Data start
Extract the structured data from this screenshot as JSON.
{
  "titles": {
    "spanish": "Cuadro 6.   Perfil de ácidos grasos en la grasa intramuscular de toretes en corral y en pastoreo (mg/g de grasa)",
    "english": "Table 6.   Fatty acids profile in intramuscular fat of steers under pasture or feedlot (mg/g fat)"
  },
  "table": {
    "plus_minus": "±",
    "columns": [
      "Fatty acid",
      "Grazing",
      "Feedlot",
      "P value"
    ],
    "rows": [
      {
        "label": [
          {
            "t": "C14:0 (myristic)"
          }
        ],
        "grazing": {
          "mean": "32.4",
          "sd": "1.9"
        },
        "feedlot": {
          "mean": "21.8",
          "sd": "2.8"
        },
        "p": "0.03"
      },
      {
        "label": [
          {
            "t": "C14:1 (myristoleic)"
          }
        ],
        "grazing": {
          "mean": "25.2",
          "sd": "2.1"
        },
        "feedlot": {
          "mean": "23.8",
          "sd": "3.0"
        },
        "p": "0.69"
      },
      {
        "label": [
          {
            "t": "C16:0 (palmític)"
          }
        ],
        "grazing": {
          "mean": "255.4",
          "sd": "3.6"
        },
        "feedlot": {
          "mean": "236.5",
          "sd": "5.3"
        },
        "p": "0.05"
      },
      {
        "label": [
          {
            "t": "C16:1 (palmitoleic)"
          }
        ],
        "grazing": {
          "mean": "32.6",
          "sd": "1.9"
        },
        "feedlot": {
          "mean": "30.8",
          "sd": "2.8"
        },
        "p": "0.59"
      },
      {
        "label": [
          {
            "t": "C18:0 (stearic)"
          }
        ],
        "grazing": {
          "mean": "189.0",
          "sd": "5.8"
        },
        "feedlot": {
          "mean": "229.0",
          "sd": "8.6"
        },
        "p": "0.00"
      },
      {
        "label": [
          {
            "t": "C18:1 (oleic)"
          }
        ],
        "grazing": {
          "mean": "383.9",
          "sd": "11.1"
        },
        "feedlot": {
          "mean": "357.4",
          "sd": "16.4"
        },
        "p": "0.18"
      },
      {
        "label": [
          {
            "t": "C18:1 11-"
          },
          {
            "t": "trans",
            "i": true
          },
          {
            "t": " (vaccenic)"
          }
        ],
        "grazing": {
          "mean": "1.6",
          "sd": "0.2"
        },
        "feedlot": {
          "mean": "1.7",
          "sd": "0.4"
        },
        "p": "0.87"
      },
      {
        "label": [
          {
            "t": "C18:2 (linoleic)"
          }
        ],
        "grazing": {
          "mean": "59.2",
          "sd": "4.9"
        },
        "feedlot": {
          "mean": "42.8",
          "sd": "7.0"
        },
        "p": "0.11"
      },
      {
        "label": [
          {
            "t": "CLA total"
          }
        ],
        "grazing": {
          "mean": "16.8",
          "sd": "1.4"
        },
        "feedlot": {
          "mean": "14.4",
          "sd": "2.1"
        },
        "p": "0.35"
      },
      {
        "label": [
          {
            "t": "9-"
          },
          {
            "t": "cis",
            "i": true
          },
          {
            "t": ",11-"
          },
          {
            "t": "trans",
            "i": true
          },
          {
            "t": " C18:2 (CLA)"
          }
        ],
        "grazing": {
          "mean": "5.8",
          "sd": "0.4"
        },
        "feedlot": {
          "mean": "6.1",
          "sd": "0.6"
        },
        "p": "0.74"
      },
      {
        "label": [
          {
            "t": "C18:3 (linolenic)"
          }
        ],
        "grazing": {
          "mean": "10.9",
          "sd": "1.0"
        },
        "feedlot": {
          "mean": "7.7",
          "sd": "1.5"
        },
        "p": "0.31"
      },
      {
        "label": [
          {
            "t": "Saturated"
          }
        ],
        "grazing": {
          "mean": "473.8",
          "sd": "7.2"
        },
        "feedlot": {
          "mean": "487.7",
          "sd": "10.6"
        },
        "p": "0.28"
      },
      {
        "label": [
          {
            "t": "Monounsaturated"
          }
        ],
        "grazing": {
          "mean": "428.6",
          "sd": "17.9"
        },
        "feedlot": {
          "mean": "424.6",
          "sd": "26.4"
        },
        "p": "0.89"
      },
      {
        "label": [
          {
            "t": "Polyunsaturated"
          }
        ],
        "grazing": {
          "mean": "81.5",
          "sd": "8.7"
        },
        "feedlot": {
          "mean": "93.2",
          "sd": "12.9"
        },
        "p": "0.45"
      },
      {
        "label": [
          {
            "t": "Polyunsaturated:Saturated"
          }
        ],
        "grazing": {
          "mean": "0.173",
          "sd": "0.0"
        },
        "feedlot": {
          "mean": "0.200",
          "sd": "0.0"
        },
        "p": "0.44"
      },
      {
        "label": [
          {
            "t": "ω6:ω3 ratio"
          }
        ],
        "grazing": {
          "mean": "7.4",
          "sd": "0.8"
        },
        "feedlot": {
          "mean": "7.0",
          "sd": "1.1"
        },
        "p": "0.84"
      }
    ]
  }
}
Data end
→ **What this task involves**
From the records above, copy every line that holds the word "Fatty".

→ **Result for this exercise**
    "english": "Table 6.   Fatty acids profile in intramuscular fat of steers under pasture or feedlot (mg/g fat)"
      "Fatty acid",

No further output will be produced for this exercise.